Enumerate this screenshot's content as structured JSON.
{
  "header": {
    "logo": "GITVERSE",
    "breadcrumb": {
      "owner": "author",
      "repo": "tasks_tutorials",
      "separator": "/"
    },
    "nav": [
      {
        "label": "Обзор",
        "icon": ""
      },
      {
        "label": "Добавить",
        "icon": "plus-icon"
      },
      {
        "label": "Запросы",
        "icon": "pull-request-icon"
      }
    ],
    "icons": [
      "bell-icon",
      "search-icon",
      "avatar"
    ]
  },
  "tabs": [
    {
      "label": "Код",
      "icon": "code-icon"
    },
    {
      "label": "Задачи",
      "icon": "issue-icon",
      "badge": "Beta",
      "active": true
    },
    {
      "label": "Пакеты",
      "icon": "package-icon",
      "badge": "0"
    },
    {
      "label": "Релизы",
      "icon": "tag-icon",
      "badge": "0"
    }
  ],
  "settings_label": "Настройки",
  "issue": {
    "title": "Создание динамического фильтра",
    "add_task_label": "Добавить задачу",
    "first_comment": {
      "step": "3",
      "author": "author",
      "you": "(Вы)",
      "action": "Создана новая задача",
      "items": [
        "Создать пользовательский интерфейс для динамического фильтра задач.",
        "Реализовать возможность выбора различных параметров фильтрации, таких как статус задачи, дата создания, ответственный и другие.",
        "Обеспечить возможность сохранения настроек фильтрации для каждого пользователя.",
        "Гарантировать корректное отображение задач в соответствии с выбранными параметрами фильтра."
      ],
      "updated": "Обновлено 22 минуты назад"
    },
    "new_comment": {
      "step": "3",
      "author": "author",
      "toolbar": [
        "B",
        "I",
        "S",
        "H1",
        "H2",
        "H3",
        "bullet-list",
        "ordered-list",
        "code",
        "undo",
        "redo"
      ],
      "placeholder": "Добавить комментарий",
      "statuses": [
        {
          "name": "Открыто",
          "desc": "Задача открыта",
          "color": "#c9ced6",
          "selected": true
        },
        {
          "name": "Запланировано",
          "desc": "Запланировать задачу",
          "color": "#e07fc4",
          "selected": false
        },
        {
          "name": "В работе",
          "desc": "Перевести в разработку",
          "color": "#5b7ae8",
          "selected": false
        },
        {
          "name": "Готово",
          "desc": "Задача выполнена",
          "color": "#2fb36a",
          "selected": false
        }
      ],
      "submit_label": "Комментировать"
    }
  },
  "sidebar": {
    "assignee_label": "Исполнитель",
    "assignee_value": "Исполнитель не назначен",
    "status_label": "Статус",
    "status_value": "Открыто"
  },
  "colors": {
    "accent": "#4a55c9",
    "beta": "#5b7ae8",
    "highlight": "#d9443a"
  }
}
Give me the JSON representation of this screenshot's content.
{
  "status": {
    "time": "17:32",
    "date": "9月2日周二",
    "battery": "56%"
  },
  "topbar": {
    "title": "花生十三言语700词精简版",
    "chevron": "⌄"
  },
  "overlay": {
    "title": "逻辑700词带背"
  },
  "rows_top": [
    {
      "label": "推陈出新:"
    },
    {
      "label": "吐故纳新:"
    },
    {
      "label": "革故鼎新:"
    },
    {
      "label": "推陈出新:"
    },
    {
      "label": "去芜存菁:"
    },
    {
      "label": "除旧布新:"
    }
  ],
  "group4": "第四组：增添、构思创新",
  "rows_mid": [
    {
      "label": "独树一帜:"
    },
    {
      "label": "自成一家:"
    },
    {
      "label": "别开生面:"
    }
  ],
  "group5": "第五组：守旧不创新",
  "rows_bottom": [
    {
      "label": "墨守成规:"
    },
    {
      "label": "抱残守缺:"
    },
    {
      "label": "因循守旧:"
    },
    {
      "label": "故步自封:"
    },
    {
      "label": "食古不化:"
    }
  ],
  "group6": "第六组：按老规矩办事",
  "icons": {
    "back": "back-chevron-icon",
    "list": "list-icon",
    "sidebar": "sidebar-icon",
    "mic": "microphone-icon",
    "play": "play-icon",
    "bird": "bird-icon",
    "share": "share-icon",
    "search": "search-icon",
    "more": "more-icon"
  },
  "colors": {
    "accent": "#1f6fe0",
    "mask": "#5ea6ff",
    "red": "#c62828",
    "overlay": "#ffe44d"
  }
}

Problem description => Say how many lines in the entries contain the string "возможность", and say nothing else.

Task answer => 2